* EXERCISE *
Extract the line that contains "What does this" and every line after it to the end of the records below, exactly as written and nothing else.

Records
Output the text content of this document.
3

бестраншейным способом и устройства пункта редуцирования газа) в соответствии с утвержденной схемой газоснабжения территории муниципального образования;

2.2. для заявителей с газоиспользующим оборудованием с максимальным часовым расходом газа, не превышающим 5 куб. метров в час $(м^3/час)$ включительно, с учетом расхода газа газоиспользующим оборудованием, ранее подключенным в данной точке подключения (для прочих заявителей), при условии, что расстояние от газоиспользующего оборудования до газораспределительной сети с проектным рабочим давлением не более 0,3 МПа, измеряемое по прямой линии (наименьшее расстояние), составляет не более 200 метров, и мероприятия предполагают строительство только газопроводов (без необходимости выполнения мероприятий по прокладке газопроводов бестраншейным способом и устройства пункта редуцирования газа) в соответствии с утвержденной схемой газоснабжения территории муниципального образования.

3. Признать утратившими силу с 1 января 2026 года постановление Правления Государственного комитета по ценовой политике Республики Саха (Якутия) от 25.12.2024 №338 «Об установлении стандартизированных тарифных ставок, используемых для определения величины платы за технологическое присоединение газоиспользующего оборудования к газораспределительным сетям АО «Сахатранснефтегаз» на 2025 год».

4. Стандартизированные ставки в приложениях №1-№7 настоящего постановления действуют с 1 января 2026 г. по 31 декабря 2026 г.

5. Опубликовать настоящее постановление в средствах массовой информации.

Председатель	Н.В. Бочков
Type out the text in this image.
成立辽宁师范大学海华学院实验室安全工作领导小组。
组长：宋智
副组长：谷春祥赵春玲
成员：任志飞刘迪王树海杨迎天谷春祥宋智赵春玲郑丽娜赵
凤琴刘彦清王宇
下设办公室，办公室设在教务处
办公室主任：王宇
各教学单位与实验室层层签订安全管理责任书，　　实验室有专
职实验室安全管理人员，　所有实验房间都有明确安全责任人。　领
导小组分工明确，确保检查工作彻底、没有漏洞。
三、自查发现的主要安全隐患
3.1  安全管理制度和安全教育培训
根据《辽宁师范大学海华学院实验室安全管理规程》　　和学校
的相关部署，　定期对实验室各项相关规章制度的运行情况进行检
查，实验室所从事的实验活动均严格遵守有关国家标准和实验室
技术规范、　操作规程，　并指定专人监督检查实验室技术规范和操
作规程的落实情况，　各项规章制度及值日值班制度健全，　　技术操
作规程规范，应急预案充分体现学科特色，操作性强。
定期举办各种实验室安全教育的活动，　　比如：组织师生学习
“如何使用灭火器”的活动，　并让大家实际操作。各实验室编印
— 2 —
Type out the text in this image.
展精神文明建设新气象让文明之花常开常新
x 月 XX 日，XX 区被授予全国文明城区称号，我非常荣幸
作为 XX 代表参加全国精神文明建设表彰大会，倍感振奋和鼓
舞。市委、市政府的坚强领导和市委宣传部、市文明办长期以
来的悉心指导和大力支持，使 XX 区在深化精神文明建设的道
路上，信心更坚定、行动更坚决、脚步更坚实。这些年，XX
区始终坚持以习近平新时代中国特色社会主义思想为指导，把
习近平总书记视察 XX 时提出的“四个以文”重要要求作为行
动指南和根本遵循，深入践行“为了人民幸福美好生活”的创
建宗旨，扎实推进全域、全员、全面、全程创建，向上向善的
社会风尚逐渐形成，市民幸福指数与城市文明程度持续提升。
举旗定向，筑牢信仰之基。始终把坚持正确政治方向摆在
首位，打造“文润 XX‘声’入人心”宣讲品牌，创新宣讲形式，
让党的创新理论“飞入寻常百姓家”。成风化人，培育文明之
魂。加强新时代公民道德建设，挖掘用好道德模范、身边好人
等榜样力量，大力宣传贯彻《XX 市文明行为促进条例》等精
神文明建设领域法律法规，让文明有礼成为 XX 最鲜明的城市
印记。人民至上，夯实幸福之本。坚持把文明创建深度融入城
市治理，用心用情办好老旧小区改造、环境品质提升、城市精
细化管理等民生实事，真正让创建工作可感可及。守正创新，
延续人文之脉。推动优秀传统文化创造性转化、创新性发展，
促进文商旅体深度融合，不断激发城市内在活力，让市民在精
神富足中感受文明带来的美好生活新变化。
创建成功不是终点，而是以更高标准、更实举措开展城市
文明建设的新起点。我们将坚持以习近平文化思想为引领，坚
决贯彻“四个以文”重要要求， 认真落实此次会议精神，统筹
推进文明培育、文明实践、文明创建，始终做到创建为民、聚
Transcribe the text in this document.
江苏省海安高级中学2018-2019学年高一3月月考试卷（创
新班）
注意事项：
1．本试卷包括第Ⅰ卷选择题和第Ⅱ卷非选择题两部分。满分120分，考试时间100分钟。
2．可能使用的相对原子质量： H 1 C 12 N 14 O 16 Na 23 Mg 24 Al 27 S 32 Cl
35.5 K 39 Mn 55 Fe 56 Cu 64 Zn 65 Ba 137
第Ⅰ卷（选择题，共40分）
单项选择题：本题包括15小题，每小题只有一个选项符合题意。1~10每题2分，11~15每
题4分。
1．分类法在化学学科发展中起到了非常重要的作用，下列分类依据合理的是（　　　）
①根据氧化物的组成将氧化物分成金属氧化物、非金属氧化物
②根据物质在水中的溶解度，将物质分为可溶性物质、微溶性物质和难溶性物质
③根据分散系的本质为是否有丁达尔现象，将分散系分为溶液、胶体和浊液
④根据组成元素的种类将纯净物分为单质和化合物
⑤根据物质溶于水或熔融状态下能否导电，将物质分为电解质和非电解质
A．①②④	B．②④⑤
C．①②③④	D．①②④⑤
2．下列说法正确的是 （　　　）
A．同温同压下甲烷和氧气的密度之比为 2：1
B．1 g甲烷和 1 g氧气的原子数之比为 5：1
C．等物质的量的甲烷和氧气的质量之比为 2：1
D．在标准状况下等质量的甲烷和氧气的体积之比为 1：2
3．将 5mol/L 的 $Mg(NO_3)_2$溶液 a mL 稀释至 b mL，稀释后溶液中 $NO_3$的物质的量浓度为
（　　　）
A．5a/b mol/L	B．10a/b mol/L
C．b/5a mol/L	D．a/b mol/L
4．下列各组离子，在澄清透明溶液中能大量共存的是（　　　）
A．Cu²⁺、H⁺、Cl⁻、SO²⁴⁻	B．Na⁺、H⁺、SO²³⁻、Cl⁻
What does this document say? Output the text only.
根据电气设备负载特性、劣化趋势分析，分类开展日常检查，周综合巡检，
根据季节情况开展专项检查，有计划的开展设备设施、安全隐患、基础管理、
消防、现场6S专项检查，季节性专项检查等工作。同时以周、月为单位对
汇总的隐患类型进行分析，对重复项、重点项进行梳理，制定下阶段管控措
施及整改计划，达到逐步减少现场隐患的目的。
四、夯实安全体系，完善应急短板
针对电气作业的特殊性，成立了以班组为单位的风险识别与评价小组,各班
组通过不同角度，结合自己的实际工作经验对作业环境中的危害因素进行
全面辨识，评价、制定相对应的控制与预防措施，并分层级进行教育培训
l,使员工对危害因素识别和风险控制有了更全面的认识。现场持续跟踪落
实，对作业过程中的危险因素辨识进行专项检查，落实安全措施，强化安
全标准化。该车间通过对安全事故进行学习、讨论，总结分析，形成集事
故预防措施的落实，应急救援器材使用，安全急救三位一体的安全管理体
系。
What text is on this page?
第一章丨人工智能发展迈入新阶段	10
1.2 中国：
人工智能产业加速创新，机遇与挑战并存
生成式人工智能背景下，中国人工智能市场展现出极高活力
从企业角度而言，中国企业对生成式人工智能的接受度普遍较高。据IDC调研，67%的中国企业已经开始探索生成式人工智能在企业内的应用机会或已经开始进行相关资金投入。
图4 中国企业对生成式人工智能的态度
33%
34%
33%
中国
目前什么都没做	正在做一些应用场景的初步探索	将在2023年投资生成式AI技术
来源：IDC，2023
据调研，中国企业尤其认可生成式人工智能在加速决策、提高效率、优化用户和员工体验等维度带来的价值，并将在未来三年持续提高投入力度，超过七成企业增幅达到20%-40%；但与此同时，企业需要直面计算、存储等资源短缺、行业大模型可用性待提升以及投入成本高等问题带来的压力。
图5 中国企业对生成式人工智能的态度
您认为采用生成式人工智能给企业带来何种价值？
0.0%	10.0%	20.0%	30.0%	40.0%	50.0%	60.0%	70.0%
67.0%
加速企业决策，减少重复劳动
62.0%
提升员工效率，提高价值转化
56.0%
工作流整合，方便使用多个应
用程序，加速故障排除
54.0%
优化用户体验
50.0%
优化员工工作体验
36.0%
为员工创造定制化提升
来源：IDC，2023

* RESULT FOR THIS TASK *
What does this document say? Output the text only.
根据电气设备负载特性、劣化趋势分析，分类开展日常检查，周综合巡检，
根据季节情况开展专项检查，有计划的开展设备设施、安全隐患、基础管理、
消防、现场6S专项检查，季节性专项检查等工作。同时以周、月为单位对
汇总的隐患类型进行分析，对重复项、重点项进行梳理，制定下阶段管控措
施及整改计划，达到逐步减少现场隐患的目的。
四、夯实安全体系，完善应急短板
针对电气作业的特殊性，成立了以班组为单位的风险识别与评价小组,各班
组通过不同角度，结合自己的实际工作经验对作业环境中的危害因素进行
全面辨识，评价、制定相对应的控制与预防措施，并分层级进行教育培训
l,使员工对危害因素识别和风险控制有了更全面的认识。现场持续跟踪落
实，对作业过程中的危险因素辨识进行专项检查，落实安全措施，强化安
全标准化。该车间通过对安全事故进行学习、讨论，总结分析，形成集事
故预防措施的落实，应急救援器材使用，安全急救三位一体的安全管理体
系。
What text is on this page?
第一章丨人工智能发展迈入新阶段	10
1.2 中国：
人工智能产业加速创新，机遇与挑战并存
生成式人工智能背景下，中国人工智能市场展现出极高活力
从企业角度而言，中国企业对生成式人工智能的接受度普遍较高。据IDC调研，67%的中国企业已经开始探索生成式人工智能在企业内的应用机会或已经开始进行相关资金投入。
图4 中国企业对生成式人工智能的态度
33%
34%
33%
中国
目前什么都没做	正在做一些应用场景的初步探索	将在2023年投资生成式AI技术
来源：IDC，2023
据调研，中国企业尤其认可生成式人工智能在加速决策、提高效率、优化用户和员工体验等维度带来的价值，并将在未来三年持续提高投入力度，超过七成企业增幅达到20%-40%；但与此同时，企业需要直面计算、存储等资源短缺、行业大模型可用性待提升以及投入成本高等问题带来的压力。
图5 中国企业对生成式人工智能的态度
您认为采用生成式人工智能给企业带来何种价值？
0.0%	10.0%	20.0%	30.0%	40.0%	50.0%	60.0%	70.0%
67.0%
加速企业决策，减少重复劳动
62.0%
提升员工效率，提高价值转化
56.0%
工作流整合，方便使用多个应
用程序，加速故障排除
54.0%
优化用户体验
50.0%
优化员工工作体验
36.0%
为员工创造定制化提升
来源：IDC，2023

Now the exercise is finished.